DESCRIPTION OF THE TASK
Every record below should be written out exactly; pictures stay out.
# START OF MATERIAL SUPPLIED
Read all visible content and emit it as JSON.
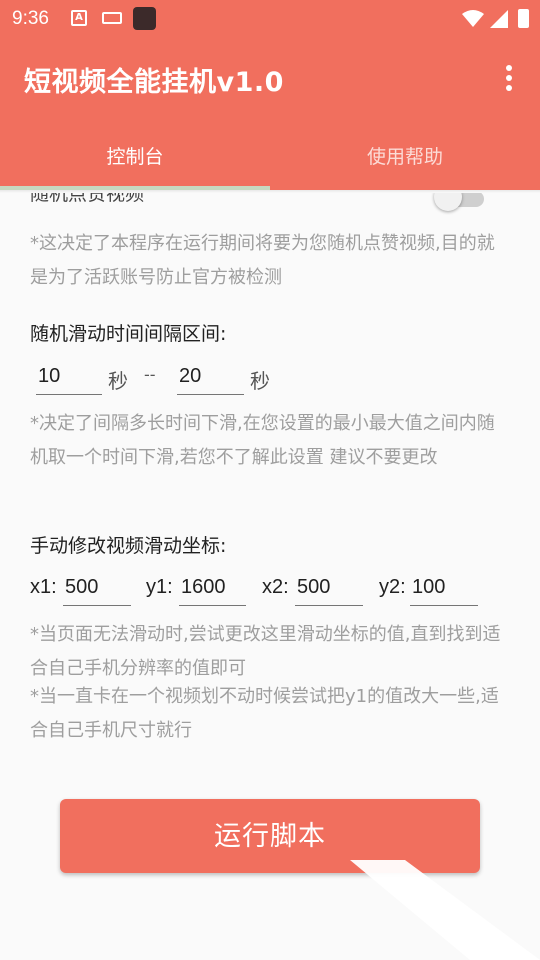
{
  "status_bar": {
    "time": "9:36",
    "a_icon": "A"
  },
  "app_bar": {
    "title": "短视频全能挂机v1.0"
  },
  "tabs": [
    {
      "label": "控制台"
    },
    {
      "label": "使用帮助"
    }
  ],
  "like_section": {
    "label": "随机点赞视频",
    "enabled": false,
    "note": "*这决定了本程序在运行期间将要为您随机点赞视频,目的就是为了活跃账号防止官方被检测"
  },
  "interval_section": {
    "label": "随机滑动时间间隔区间:",
    "min_value": "10",
    "max_value": "20",
    "unit": "秒",
    "separator": "--",
    "note": "*决定了间隔多长时间下滑,在您设置的最小最大值之间内随机取一个时间下滑,若您不了解此设置 建议不要更改"
  },
  "coords_section": {
    "label": "手动修改视频滑动坐标:",
    "x1_label": "x1:",
    "x1_value": "500",
    "y1_label": "y1:",
    "y1_value": "1600",
    "x2_label": "x2:",
    "x2_value": "500",
    "y2_label": "y2:",
    "y2_value": "100",
    "note1": "*当页面无法滑动时,尝试更改这里滑动坐标的值,直到找到适合自己手机分辨率的值即可",
    "note2": "*当一直卡在一个视频划不动时候尝试把y1的值改大一些,适合自己手机尺寸就行"
  },
  "run_button": {
    "label": "运行脚本"
  },
  "colors": {
    "primary": "#f16f5e",
    "indicator": "#c7d9c0",
    "note_text": "#9e9e9e"
  }
}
# END OF MATERIAL SUPPLIED
WORKED SOLUTION
Read all visible content and emit it as JSON.
{
  "status_bar": {
    "time": "9:36",
    "a_icon": "A"
  },
  "app_bar": {
    "title": "短视频全能挂机v1.0"
  },
  "tabs": [
    {
      "label": "控制台"
    },
    {
      "label": "使用帮助"
    }
  ],
  "like_section": {
    "label": "随机点赞视频",
    "enabled": false,
    "note": "*这决定了本程序在运行期间将要为您随机点赞视频,目的就是为了活跃账号防止官方被检测"
  },
  "interval_section": {
    "label": "随机滑动时间间隔区间:",
    "min_value": "10",
    "max_value": "20",
    "unit": "秒",
    "separator": "--",
    "note": "*决定了间隔多长时间下滑,在您设置的最小最大值之间内随机取一个时间下滑,若您不了解此设置 建议不要更改"
  },
  "coords_section": {
    "label": "手动修改视频滑动坐标:",
    "x1_label": "x1:",
    "x1_value": "500",
    "y1_label": "y1:",
    "y1_value": "1600",
    "x2_label": "x2:",
    "x2_value": "500",
    "y2_label": "y2:",
    "y2_value": "100",
    "note1": "*当页面无法滑动时,尝试更改这里滑动坐标的值,直到找到适合自己手机分辨率的值即可",
    "note2": "*当一直卡在一个视频划不动时候尝试把y1的值改大一些,适合自己手机尺寸就行"
  },
  "run_button": {
    "label": "运行脚本"
  },
  "colors": {
    "primary": "#f16f5e",
    "indicator": "#c7d9c0",
    "note_text": "#9e9e9e"
  }
}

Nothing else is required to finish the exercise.